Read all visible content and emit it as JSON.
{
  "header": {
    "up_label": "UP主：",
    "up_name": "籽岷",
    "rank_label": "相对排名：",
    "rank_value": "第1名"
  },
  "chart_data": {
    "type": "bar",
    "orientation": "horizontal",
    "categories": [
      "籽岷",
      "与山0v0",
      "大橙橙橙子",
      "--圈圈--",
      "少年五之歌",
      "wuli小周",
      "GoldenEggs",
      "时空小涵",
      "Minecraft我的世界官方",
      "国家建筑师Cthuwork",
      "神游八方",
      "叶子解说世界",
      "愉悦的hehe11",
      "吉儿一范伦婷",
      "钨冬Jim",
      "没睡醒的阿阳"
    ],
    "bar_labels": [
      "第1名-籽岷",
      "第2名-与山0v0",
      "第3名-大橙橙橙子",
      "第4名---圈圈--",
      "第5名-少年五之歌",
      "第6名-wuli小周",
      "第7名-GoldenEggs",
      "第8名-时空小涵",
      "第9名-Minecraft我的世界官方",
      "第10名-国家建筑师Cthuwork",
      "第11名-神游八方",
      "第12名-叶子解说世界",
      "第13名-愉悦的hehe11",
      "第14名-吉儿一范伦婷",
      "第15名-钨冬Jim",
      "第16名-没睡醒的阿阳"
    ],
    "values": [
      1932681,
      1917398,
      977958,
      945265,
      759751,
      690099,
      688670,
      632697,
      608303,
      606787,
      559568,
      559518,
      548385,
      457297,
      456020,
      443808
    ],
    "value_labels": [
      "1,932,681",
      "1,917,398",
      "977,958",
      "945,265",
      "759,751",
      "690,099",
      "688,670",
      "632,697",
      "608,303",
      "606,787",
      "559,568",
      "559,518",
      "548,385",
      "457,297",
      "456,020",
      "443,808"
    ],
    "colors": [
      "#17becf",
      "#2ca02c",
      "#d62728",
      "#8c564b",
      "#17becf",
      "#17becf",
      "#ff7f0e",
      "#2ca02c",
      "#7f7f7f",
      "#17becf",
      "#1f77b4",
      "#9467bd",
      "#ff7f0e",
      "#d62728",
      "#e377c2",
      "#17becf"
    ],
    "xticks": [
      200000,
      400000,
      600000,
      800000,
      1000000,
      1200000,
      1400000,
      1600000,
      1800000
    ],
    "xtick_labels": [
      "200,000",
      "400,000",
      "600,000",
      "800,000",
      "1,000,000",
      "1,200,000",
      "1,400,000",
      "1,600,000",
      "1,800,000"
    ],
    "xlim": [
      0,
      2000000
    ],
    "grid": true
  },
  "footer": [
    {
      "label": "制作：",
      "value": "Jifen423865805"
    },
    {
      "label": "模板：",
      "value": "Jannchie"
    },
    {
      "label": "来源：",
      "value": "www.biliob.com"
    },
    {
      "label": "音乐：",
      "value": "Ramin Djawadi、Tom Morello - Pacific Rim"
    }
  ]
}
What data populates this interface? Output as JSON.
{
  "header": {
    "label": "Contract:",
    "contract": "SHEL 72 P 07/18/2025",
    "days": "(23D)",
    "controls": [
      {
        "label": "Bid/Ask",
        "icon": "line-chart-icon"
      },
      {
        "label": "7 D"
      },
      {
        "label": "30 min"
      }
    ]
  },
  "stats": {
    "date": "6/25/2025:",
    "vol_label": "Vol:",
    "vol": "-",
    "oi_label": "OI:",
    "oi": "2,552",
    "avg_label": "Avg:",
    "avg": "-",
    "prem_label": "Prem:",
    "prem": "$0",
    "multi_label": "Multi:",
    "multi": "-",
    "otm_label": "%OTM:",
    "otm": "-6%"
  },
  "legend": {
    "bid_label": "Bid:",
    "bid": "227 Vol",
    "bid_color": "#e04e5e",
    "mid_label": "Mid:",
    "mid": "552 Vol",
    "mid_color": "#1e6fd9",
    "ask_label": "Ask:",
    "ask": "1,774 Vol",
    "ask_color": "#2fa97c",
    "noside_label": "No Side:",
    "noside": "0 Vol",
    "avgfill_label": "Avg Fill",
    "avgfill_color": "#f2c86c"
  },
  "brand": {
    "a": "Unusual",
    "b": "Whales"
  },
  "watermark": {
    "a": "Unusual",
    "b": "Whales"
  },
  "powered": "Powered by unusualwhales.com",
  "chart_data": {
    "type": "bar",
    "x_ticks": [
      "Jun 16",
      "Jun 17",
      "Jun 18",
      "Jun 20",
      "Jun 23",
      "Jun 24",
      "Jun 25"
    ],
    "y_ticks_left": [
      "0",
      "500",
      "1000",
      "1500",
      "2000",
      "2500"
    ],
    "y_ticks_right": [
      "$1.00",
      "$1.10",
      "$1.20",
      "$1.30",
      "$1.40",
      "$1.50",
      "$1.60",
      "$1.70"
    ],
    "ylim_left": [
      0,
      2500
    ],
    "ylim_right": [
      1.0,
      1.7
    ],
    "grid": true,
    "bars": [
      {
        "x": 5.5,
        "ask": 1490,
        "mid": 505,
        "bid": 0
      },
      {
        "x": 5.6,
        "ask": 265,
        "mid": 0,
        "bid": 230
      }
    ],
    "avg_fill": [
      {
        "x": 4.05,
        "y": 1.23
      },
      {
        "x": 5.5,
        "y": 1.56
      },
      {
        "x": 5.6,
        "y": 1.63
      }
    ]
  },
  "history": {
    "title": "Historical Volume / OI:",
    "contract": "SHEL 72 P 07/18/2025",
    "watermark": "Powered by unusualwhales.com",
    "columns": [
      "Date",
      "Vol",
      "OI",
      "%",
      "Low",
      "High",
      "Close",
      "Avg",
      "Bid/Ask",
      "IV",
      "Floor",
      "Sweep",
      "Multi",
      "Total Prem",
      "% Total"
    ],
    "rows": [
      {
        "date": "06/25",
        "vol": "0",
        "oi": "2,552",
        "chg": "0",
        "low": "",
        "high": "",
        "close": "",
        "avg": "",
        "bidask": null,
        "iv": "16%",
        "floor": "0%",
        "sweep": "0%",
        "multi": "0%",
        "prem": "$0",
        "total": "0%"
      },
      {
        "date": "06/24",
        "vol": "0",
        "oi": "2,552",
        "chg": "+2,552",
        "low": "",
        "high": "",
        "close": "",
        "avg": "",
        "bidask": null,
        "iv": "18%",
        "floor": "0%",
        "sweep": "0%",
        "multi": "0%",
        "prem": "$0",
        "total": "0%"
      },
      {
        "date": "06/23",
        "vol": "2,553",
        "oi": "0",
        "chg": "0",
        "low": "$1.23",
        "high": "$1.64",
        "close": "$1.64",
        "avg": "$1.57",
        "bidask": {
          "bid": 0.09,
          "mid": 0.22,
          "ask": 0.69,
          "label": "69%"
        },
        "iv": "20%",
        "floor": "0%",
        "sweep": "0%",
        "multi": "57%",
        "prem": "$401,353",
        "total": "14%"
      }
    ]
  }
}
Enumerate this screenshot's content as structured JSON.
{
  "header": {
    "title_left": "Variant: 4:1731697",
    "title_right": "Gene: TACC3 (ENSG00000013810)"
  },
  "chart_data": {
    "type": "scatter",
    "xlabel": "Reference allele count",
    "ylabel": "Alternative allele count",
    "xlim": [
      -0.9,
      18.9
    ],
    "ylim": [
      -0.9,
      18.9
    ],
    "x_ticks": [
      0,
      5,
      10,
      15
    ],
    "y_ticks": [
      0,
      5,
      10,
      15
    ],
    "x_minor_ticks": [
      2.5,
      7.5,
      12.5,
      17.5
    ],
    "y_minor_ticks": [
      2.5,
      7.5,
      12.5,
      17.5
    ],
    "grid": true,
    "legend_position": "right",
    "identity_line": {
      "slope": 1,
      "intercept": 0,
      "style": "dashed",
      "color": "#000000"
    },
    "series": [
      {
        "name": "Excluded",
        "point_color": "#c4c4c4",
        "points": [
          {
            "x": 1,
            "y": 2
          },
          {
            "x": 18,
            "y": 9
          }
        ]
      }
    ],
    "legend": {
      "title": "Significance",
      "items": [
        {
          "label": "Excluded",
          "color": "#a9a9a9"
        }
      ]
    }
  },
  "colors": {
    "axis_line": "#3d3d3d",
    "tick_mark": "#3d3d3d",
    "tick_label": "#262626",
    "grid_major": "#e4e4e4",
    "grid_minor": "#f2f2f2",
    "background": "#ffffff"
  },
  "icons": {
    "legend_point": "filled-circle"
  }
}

What you should do
Filter out all lines lacking the word "watermark" and copy the rest.

Finished answer
  "watermark": {
    "watermark": "Powered by unusualwhales.com",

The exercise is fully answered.